[WHAT NEEDS TO BE DONE]
Examine the records and identify each line that includes the string "possible". Copy those lines.

[MATERIAL PROVIDED]
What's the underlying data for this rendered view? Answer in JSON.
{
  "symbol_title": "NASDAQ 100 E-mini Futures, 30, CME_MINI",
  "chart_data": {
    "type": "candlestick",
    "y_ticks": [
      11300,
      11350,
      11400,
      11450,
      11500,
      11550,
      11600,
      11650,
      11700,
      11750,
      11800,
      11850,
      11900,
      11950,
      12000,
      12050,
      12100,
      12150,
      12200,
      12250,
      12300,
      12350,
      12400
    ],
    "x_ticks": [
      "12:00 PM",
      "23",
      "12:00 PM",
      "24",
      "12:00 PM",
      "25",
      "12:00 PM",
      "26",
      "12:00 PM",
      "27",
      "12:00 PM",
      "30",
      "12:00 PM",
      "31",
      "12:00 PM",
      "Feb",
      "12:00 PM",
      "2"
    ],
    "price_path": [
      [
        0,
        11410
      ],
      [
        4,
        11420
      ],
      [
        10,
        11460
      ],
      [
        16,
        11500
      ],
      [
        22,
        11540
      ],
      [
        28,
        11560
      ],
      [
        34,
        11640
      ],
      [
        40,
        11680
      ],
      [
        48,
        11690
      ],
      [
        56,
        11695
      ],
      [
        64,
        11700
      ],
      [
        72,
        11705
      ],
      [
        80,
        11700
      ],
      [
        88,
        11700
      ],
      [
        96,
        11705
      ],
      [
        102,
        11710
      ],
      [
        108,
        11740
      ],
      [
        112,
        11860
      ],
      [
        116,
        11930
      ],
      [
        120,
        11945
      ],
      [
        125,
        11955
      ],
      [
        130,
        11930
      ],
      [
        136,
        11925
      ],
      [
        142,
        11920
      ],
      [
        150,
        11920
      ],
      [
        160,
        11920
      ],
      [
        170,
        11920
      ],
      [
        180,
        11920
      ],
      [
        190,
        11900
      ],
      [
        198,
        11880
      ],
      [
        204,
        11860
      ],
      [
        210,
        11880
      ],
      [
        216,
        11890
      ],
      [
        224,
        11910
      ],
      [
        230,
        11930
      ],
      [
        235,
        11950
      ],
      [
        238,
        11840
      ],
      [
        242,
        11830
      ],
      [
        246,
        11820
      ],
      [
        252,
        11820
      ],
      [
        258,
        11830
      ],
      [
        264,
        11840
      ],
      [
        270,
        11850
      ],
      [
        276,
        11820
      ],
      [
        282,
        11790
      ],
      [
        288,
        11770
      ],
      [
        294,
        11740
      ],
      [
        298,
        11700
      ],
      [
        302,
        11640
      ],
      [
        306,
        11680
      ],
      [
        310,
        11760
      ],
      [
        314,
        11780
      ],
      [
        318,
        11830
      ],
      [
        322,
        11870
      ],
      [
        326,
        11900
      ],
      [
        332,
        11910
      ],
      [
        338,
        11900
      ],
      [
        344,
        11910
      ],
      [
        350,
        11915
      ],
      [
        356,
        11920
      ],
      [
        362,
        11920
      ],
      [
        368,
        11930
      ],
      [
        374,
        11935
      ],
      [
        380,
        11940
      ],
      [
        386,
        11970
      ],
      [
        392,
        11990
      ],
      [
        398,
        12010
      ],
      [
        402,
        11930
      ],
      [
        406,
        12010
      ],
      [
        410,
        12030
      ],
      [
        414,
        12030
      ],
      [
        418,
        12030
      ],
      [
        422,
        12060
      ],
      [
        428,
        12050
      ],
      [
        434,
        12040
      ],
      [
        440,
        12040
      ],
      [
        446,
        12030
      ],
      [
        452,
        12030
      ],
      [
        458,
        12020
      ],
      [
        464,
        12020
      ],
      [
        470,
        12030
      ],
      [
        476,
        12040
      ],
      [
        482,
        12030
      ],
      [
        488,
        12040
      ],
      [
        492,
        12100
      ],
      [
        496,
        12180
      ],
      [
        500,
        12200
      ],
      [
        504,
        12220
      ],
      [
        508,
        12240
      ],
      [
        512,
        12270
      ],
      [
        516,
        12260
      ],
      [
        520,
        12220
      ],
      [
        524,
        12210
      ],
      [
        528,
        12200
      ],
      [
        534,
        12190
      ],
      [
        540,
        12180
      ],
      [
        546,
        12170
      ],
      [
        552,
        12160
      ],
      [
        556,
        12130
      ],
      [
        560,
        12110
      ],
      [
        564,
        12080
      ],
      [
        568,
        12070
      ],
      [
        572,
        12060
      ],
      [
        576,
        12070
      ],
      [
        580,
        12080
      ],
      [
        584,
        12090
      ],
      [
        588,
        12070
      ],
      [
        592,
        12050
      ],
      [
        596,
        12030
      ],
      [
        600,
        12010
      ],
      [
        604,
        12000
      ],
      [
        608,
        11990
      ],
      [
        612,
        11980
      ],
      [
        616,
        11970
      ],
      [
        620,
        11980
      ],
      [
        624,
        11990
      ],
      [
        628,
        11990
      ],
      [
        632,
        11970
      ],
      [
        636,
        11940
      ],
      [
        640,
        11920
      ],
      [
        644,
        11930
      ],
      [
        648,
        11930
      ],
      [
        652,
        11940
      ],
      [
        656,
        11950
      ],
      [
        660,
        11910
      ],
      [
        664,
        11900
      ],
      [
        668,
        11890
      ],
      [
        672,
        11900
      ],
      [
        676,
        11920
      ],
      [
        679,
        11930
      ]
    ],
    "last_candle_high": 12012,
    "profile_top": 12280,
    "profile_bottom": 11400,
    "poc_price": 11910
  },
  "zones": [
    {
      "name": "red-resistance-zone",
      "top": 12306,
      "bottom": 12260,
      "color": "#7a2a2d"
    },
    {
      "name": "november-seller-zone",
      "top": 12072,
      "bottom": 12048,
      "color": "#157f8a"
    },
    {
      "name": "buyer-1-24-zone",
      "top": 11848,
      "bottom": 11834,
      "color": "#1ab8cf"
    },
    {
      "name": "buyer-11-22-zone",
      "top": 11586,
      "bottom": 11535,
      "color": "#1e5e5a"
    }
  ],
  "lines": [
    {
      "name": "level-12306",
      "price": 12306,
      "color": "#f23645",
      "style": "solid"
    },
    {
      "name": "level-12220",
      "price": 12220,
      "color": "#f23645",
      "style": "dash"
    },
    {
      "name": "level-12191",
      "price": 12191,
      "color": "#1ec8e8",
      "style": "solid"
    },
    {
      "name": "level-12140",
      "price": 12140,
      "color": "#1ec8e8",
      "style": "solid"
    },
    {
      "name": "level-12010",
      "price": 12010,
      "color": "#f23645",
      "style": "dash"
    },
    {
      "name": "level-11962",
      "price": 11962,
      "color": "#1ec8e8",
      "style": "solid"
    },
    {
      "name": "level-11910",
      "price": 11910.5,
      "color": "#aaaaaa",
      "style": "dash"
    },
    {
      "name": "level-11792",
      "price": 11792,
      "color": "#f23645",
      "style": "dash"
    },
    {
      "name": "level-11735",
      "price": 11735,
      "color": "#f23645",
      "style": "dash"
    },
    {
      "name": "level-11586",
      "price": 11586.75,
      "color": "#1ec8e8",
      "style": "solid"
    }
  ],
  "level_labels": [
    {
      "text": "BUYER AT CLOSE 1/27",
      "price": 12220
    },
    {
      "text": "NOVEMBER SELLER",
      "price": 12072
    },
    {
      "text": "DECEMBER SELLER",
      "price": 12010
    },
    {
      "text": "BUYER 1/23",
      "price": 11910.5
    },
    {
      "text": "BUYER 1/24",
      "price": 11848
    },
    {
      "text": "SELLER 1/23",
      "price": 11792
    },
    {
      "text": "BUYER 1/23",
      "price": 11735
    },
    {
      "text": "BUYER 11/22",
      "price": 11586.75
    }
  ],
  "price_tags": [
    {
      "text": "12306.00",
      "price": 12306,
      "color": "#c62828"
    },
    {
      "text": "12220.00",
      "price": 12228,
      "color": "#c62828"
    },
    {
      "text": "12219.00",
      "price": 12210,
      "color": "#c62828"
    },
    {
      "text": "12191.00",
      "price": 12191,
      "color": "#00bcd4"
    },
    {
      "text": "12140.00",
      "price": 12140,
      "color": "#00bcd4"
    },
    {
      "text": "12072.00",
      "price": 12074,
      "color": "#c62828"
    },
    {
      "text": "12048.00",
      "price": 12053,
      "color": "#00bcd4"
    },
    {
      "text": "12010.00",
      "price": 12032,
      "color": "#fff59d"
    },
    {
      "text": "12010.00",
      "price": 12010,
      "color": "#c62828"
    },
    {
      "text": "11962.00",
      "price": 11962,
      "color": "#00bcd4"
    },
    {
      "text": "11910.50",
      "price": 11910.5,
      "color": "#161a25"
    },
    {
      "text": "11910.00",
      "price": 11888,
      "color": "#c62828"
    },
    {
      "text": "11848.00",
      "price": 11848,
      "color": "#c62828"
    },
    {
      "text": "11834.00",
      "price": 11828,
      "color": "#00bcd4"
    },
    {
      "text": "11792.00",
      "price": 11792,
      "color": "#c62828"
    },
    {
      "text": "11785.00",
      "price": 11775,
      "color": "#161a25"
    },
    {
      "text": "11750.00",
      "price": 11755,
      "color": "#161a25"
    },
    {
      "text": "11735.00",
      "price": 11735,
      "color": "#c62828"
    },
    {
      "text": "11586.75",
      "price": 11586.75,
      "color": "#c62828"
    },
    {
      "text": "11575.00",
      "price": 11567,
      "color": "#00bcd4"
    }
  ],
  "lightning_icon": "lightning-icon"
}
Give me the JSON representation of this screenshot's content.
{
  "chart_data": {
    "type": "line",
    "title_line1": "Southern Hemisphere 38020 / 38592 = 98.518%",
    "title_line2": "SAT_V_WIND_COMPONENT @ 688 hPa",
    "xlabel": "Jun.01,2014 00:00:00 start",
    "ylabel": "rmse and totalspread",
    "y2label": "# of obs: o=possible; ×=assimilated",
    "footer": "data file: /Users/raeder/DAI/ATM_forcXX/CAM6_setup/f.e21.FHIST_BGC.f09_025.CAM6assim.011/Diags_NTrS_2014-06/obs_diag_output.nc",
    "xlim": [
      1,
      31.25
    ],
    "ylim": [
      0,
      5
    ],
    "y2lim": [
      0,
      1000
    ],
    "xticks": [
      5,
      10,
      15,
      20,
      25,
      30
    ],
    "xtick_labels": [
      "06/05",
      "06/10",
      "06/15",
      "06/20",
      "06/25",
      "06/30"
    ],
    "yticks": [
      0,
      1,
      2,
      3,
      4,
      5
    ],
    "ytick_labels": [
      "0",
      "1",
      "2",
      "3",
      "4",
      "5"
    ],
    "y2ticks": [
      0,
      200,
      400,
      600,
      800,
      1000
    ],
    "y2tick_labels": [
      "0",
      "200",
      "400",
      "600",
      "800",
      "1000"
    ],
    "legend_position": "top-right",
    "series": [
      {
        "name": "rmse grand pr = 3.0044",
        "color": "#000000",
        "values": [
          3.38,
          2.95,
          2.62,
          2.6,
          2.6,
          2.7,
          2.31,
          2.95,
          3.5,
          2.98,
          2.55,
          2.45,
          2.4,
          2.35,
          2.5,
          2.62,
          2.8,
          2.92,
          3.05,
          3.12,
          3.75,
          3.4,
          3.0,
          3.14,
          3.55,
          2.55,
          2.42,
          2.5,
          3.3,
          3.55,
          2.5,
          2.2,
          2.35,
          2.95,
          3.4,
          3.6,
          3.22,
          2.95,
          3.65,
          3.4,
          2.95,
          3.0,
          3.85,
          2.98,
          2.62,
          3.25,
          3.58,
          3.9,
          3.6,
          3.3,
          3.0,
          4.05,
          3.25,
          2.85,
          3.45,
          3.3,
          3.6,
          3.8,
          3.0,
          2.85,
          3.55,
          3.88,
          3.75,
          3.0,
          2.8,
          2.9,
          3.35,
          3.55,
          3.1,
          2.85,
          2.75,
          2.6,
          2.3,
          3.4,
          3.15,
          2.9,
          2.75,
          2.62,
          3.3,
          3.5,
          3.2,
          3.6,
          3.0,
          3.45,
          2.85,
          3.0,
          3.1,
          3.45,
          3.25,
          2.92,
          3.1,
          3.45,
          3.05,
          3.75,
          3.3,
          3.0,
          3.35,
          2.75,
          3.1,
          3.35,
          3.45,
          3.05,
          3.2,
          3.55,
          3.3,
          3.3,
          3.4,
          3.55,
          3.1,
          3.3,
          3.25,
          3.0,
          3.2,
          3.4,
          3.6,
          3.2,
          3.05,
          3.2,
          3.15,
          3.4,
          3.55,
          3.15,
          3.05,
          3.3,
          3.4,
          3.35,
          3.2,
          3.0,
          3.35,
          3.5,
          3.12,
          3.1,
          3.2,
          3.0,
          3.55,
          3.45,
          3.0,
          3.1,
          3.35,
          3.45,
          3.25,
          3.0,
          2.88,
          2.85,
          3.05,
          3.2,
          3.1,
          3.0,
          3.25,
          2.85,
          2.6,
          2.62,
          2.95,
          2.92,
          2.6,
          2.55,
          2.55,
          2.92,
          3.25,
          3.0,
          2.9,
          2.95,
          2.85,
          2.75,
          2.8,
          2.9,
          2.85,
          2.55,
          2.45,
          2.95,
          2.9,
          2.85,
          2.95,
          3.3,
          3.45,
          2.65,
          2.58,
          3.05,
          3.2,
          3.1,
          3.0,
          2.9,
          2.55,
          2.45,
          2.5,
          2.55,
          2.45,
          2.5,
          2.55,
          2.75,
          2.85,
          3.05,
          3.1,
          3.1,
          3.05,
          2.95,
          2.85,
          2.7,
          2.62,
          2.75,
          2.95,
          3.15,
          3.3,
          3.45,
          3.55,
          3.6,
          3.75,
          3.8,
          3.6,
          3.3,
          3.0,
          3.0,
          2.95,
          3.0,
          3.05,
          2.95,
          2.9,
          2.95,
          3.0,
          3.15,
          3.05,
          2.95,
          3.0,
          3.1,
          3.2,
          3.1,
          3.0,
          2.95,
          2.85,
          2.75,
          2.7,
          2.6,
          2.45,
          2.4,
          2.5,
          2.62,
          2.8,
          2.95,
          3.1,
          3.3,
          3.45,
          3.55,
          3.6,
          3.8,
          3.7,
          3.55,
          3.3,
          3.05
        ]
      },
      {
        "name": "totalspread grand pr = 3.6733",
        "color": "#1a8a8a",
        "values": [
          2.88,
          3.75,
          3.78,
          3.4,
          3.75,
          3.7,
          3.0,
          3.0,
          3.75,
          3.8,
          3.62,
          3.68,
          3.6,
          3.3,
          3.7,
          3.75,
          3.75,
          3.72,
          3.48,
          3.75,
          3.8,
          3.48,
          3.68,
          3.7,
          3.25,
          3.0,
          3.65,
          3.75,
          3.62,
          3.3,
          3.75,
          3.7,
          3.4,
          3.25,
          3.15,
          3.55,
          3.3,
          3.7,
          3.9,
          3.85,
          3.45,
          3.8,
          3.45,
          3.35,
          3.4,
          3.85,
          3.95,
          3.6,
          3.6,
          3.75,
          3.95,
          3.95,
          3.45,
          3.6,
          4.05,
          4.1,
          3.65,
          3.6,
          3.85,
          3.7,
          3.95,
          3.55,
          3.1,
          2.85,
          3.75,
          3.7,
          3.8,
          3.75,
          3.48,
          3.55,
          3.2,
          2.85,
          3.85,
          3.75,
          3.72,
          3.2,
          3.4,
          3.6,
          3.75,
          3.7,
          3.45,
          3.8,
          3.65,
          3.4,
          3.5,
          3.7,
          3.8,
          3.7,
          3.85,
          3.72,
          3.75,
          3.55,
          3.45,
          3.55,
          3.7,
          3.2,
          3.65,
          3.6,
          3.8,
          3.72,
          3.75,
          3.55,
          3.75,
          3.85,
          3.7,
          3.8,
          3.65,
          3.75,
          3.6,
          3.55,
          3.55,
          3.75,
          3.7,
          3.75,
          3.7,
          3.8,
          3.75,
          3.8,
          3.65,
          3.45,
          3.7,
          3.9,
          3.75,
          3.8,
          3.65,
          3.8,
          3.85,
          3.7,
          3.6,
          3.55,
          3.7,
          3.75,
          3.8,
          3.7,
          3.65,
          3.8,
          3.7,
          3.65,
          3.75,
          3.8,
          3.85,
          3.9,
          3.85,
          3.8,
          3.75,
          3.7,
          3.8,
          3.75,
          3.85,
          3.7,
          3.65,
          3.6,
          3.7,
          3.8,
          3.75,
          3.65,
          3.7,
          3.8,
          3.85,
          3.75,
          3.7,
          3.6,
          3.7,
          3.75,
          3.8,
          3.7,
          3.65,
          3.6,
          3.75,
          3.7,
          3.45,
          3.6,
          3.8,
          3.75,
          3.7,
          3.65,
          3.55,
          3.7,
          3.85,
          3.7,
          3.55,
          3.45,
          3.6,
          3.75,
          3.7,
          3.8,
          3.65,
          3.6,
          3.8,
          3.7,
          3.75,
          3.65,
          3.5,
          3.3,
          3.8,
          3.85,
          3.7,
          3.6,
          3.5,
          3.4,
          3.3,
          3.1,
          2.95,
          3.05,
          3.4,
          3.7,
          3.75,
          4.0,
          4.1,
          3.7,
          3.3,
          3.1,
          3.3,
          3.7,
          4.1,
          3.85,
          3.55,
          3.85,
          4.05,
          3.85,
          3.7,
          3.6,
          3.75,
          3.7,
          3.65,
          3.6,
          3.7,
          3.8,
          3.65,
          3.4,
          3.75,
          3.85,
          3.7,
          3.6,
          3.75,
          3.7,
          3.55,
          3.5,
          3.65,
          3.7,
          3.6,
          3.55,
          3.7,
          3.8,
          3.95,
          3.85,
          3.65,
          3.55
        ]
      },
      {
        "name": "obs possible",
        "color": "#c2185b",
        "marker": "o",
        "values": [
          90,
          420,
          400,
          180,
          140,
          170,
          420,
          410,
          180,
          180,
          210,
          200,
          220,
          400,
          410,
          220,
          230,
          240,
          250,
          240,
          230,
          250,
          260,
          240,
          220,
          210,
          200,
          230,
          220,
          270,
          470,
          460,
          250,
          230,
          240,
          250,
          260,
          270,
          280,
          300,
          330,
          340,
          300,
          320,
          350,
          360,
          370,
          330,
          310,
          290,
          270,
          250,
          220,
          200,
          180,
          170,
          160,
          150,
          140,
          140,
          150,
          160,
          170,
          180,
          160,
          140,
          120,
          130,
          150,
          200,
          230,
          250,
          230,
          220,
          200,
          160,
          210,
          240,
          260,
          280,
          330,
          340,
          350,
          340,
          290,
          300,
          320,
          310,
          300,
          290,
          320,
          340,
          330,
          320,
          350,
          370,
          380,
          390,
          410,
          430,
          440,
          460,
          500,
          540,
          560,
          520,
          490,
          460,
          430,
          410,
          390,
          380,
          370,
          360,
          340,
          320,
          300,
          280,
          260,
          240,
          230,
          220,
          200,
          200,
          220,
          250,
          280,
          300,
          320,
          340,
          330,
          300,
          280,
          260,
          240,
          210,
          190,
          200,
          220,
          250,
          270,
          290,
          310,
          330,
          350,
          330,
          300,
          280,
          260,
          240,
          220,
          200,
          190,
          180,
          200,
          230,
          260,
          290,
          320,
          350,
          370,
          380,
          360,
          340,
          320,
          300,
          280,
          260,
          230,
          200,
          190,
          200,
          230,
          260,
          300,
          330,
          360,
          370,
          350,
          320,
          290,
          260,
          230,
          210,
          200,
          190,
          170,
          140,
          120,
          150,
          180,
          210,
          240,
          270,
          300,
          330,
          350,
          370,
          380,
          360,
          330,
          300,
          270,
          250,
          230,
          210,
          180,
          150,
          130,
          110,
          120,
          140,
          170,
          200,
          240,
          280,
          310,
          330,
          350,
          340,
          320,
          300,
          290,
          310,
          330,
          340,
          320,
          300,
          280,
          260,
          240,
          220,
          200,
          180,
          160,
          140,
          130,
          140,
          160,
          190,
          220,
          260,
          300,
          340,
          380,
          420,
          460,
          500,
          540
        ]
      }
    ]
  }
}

[SOLUTION TO THE PROBLEM]
    "y2label": "# of obs: o=possible; ×=assimilated",
        "name": "obs possible",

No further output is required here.